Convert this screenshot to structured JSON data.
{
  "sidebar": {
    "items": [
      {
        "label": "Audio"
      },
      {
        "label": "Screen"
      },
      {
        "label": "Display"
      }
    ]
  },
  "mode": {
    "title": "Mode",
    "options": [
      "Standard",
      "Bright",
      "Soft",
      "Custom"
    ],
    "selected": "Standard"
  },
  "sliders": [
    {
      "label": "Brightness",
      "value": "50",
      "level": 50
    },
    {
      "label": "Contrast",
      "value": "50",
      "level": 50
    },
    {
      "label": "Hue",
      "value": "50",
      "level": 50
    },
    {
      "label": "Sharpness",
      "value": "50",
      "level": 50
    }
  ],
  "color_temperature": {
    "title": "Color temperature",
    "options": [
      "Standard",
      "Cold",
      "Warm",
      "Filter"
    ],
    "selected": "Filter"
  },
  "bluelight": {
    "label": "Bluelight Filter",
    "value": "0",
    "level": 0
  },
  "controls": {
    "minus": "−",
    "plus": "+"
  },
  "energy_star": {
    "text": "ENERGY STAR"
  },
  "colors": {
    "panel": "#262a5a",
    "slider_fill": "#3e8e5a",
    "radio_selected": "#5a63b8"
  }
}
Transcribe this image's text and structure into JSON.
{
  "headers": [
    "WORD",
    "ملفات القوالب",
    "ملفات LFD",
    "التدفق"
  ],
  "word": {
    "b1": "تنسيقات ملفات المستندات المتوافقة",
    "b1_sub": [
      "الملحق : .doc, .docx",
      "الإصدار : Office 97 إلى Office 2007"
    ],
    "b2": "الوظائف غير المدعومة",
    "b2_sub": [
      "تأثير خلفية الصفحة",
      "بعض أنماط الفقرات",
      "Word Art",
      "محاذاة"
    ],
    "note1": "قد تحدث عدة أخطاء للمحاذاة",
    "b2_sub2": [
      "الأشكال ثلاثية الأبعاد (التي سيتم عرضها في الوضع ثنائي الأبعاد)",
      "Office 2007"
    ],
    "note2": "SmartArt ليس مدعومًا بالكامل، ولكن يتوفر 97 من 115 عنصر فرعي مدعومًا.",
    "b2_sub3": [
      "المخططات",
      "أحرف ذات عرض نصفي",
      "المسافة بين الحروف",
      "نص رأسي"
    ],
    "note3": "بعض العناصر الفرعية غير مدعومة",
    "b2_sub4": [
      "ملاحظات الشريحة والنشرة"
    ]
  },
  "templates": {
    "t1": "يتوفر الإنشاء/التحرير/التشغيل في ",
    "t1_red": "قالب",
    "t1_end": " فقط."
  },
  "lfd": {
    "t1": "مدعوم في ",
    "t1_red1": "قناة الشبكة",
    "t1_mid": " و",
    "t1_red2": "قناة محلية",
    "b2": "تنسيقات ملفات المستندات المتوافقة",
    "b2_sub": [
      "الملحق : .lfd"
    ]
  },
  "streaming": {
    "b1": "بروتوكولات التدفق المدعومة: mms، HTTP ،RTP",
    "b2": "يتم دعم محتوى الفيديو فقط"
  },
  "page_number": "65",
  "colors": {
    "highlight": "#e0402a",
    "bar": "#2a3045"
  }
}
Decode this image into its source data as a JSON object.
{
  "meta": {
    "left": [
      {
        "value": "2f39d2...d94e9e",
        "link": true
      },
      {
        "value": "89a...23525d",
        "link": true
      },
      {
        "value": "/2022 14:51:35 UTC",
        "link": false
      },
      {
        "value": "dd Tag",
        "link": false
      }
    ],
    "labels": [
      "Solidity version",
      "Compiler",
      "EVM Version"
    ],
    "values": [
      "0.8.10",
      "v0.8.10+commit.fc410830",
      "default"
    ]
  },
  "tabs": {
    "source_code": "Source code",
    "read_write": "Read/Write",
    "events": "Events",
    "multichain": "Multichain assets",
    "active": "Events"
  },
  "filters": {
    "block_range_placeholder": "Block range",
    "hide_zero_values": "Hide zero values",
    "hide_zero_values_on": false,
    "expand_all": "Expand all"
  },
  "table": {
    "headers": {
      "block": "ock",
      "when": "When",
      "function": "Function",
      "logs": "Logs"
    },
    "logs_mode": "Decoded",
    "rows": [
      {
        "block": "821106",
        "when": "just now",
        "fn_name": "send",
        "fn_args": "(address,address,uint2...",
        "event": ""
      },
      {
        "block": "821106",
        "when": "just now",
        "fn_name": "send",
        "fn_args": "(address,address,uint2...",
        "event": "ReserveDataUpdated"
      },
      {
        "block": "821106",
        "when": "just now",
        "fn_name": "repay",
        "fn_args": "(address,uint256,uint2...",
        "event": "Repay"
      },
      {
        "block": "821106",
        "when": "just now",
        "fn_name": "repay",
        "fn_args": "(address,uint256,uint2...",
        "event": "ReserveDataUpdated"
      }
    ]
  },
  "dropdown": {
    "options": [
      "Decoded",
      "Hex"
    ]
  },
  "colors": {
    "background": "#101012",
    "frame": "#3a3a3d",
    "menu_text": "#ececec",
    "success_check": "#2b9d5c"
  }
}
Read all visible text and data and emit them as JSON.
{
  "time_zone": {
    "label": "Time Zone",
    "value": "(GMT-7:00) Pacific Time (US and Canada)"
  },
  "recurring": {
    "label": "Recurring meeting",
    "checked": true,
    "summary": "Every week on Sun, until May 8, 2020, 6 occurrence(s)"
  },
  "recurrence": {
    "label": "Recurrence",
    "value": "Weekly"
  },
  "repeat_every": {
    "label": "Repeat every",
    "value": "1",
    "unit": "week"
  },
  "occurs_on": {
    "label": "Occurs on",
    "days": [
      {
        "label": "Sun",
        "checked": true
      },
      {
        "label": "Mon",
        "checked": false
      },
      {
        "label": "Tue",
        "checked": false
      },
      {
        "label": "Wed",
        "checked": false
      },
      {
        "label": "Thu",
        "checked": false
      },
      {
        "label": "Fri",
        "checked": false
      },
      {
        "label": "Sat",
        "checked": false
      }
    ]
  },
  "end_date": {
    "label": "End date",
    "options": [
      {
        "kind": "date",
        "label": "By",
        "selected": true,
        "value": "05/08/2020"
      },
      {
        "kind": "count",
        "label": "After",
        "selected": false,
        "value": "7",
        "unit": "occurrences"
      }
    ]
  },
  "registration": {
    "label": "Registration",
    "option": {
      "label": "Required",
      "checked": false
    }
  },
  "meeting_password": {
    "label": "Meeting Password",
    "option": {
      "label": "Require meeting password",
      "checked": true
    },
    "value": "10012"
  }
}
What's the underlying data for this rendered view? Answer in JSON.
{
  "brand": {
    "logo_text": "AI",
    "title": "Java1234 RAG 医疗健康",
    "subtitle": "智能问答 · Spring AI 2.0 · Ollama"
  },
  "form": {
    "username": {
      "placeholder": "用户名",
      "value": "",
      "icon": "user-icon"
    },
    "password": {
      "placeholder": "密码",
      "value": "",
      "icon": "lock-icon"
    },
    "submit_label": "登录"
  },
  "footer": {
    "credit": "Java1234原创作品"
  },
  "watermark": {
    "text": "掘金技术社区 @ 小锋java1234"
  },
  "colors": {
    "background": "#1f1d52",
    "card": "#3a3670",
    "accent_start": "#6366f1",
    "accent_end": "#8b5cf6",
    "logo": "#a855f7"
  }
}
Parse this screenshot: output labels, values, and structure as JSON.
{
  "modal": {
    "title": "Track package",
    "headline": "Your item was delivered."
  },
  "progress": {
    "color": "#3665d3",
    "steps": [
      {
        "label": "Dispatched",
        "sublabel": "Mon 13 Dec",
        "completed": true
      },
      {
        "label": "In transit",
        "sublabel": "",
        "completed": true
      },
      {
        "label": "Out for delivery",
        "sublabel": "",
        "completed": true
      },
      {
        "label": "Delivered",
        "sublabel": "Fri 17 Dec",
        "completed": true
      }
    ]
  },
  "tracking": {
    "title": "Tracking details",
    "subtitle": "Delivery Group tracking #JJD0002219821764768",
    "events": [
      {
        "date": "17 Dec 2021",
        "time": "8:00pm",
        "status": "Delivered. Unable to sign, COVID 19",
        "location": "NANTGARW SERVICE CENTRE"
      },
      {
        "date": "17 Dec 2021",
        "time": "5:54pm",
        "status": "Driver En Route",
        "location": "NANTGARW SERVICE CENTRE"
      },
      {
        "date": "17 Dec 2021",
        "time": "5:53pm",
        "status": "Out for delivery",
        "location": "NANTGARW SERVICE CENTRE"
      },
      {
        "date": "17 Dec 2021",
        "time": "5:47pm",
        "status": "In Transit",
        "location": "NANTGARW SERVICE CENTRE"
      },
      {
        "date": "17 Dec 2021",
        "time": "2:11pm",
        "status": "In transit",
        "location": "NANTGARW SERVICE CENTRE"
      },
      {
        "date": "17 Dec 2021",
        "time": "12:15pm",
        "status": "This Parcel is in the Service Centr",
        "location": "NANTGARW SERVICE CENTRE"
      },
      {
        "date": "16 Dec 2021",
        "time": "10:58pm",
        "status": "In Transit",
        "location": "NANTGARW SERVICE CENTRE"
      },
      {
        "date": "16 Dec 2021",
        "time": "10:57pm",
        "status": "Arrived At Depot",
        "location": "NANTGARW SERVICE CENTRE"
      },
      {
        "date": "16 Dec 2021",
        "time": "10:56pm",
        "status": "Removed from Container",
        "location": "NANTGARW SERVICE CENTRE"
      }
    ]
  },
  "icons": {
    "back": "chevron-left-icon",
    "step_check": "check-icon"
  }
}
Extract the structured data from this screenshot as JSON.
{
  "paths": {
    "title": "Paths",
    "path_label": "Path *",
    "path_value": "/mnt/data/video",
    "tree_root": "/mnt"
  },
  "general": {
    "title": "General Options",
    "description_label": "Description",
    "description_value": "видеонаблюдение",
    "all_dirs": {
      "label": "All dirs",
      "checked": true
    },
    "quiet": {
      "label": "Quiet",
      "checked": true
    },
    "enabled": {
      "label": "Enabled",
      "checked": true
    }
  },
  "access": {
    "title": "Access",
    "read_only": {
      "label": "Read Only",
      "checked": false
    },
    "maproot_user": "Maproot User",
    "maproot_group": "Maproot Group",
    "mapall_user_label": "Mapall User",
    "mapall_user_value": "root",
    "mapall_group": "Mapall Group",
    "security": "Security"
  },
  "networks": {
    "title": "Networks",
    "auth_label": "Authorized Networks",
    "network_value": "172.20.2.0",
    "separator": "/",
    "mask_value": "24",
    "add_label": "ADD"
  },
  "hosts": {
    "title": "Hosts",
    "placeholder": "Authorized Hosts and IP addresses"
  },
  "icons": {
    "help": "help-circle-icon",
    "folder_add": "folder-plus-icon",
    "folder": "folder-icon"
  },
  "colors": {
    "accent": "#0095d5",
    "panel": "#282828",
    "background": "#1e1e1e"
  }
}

========================================================================

Prompt: Copy each line of the records above that carries the word "status".

Task answer:
        "status": "Delivered. Unable to sign, COVID 19",
        "status": "Driver En Route",
        "status": "Out for delivery",
        "status": "In Transit",
        "status": "In transit",
        "status": "This Parcel is in the Service Centr",
        "status": "In Transit",
        "status": "Arrived At Depot",
        "status": "Removed from Container",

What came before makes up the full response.